** BEGIN DATASET RECORDS **

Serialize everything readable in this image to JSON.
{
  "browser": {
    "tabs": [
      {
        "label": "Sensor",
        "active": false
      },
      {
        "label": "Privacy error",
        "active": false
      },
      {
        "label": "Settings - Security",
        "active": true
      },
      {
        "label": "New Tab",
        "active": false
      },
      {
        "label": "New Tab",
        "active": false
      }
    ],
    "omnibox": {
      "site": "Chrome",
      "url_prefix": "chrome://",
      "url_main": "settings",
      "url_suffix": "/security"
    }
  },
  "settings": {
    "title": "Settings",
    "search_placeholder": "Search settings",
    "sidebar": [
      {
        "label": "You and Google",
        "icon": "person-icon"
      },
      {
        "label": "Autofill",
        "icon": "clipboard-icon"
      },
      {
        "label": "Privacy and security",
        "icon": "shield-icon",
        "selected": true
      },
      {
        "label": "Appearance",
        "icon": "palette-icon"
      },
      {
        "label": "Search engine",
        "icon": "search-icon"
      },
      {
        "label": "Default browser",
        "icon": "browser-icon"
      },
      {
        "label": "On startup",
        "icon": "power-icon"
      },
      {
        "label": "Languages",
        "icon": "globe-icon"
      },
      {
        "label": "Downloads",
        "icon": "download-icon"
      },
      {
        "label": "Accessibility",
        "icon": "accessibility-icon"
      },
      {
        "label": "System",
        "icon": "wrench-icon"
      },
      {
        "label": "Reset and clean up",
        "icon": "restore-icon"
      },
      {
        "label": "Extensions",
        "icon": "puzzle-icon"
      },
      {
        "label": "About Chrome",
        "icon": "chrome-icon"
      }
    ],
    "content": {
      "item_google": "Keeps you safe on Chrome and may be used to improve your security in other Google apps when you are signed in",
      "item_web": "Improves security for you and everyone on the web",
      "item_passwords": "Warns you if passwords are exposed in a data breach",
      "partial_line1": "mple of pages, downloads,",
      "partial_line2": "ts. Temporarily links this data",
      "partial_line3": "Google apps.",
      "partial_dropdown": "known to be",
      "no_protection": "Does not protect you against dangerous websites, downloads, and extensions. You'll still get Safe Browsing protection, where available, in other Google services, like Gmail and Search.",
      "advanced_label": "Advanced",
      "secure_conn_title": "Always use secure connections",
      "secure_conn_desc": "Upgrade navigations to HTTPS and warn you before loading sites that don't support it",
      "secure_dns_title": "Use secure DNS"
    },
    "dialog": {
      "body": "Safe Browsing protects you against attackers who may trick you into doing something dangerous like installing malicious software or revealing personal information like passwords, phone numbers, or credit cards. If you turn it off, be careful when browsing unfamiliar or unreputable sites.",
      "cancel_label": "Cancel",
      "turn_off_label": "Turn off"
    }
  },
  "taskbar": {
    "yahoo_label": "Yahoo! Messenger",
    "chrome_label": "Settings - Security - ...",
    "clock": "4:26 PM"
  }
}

** END DATASET RECORDS **

Reproduce all of the entries word for word.

THE RESPONSE:
Serialize everything readable in this image to JSON.
{
  "browser": {
    "tabs": [
      {
        "label": "Sensor",
        "active": false
      },
      {
        "label": "Privacy error",
        "active": false
      },
      {
        "label": "Settings - Security",
        "active": true
      },
      {
        "label": "New Tab",
        "active": false
      },
      {
        "label": "New Tab",
        "active": false
      }
    ],
    "omnibox": {
      "site": "Chrome",
      "url_prefix": "chrome://",
      "url_main": "settings",
      "url_suffix": "/security"
    }
  },
  "settings": {
    "title": "Settings",
    "search_placeholder": "Search settings",
    "sidebar": [
      {
        "label": "You and Google",
        "icon": "person-icon"
      },
      {
        "label": "Autofill",
        "icon": "clipboard-icon"
      },
      {
        "label": "Privacy and security",
        "icon": "shield-icon",
        "selected": true
      },
      {
        "label": "Appearance",
        "icon": "palette-icon"
      },
      {
        "label": "Search engine",
        "icon": "search-icon"
      },
      {
        "label": "Default browser",
        "icon": "browser-icon"
      },
      {
        "label": "On startup",
        "icon": "power-icon"
      },
      {
        "label": "Languages",
        "icon": "globe-icon"
      },
      {
        "label": "Downloads",
        "icon": "download-icon"
      },
      {
        "label": "Accessibility",
        "icon": "accessibility-icon"
      },
      {
        "label": "System",
        "icon": "wrench-icon"
      },
      {
        "label": "Reset and clean up",
        "icon": "restore-icon"
      },
      {
        "label": "Extensions",
        "icon": "puzzle-icon"
      },
      {
        "label": "About Chrome",
        "icon": "chrome-icon"
      }
    ],
    "content": {
      "item_google": "Keeps you safe on Chrome and may be used to improve your security in other Google apps when you are signed in",
      "item_web": "Improves security for you and everyone on the web",
      "item_passwords": "Warns you if passwords are exposed in a data breach",
      "partial_line1": "mple of pages, downloads,",
      "partial_line2": "ts. Temporarily links this data",
      "partial_line3": "Google apps.",
      "partial_dropdown": "known to be",
      "no_protection": "Does not protect you against dangerous websites, downloads, and extensions. You'll still get Safe Browsing protection, where available, in other Google services, like Gmail and Search.",
      "advanced_label": "Advanced",
      "secure_conn_title": "Always use secure connections",
      "secure_conn_desc": "Upgrade navigations to HTTPS and warn you before loading sites that don't support it",
      "secure_dns_title": "Use secure DNS"
    },
    "dialog": {
      "body": "Safe Browsing protects you against attackers who may trick you into doing something dangerous like installing malicious software or revealing personal information like passwords, phone numbers, or credit cards. If you turn it off, be careful when browsing unfamiliar or unreputable sites.",
      "cancel_label": "Cancel",
      "turn_off_label": "Turn off"
    }
  },
  "taskbar": {
    "yahoo_label": "Yahoo! Messenger",
    "chrome_label": "Settings - Security - ...",
    "clock": "4:26 PM"
  }
}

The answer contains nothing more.